**EXERCISE TASK**
The material below should be written out in full and exactly; pictures stay out of the copy.

----- DATA IN THIS EXERCISE -----

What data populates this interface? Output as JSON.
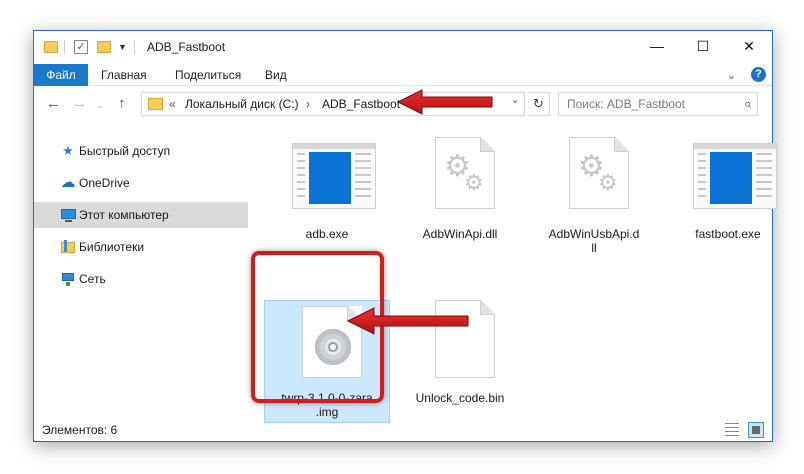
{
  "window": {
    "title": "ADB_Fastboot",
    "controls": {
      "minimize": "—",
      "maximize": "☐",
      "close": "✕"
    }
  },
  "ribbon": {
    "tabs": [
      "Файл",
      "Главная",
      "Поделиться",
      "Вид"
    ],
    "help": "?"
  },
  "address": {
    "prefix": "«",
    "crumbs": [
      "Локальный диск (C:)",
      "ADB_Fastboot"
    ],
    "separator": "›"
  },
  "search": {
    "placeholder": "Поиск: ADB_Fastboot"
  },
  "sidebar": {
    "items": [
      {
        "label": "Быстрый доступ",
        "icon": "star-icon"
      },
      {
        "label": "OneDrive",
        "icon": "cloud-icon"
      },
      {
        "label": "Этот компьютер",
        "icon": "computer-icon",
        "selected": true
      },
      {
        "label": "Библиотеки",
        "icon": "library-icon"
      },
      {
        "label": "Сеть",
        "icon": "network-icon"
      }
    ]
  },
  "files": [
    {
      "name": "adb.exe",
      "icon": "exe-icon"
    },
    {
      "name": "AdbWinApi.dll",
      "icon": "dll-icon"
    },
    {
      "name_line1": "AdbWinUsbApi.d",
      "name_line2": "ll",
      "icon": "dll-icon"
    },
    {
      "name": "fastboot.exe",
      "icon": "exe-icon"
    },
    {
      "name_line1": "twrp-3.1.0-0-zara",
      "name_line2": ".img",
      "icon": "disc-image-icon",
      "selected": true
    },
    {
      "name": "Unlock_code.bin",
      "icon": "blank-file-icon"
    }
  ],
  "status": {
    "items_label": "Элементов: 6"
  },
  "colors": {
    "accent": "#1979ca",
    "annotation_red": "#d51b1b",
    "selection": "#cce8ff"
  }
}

-----

**EXERCISE SOLUTION**
What data populates this interface? Output as JSON.
{
  "window": {
    "title": "ADB_Fastboot",
    "controls": {
      "minimize": "—",
      "maximize": "☐",
      "close": "✕"
    }
  },
  "ribbon": {
    "tabs": [
      "Файл",
      "Главная",
      "Поделиться",
      "Вид"
    ],
    "help": "?"
  },
  "address": {
    "prefix": "«",
    "crumbs": [
      "Локальный диск (C:)",
      "ADB_Fastboot"
    ],
    "separator": "›"
  },
  "search": {
    "placeholder": "Поиск: ADB_Fastboot"
  },
  "sidebar": {
    "items": [
      {
        "label": "Быстрый доступ",
        "icon": "star-icon"
      },
      {
        "label": "OneDrive",
        "icon": "cloud-icon"
      },
      {
        "label": "Этот компьютер",
        "icon": "computer-icon",
        "selected": true
      },
      {
        "label": "Библиотеки",
        "icon": "library-icon"
      },
      {
        "label": "Сеть",
        "icon": "network-icon"
      }
    ]
  },
  "files": [
    {
      "name": "adb.exe",
      "icon": "exe-icon"
    },
    {
      "name": "AdbWinApi.dll",
      "icon": "dll-icon"
    },
    {
      "name_line1": "AdbWinUsbApi.d",
      "name_line2": "ll",
      "icon": "dll-icon"
    },
    {
      "name": "fastboot.exe",
      "icon": "exe-icon"
    },
    {
      "name_line1": "twrp-3.1.0-0-zara",
      "name_line2": ".img",
      "icon": "disc-image-icon",
      "selected": true
    },
    {
      "name": "Unlock_code.bin",
      "icon": "blank-file-icon"
    }
  ],
  "status": {
    "items_label": "Элементов: 6"
  },
  "colors": {
    "accent": "#1979ca",
    "annotation_red": "#d51b1b",
    "selection": "#cce8ff"
  }
}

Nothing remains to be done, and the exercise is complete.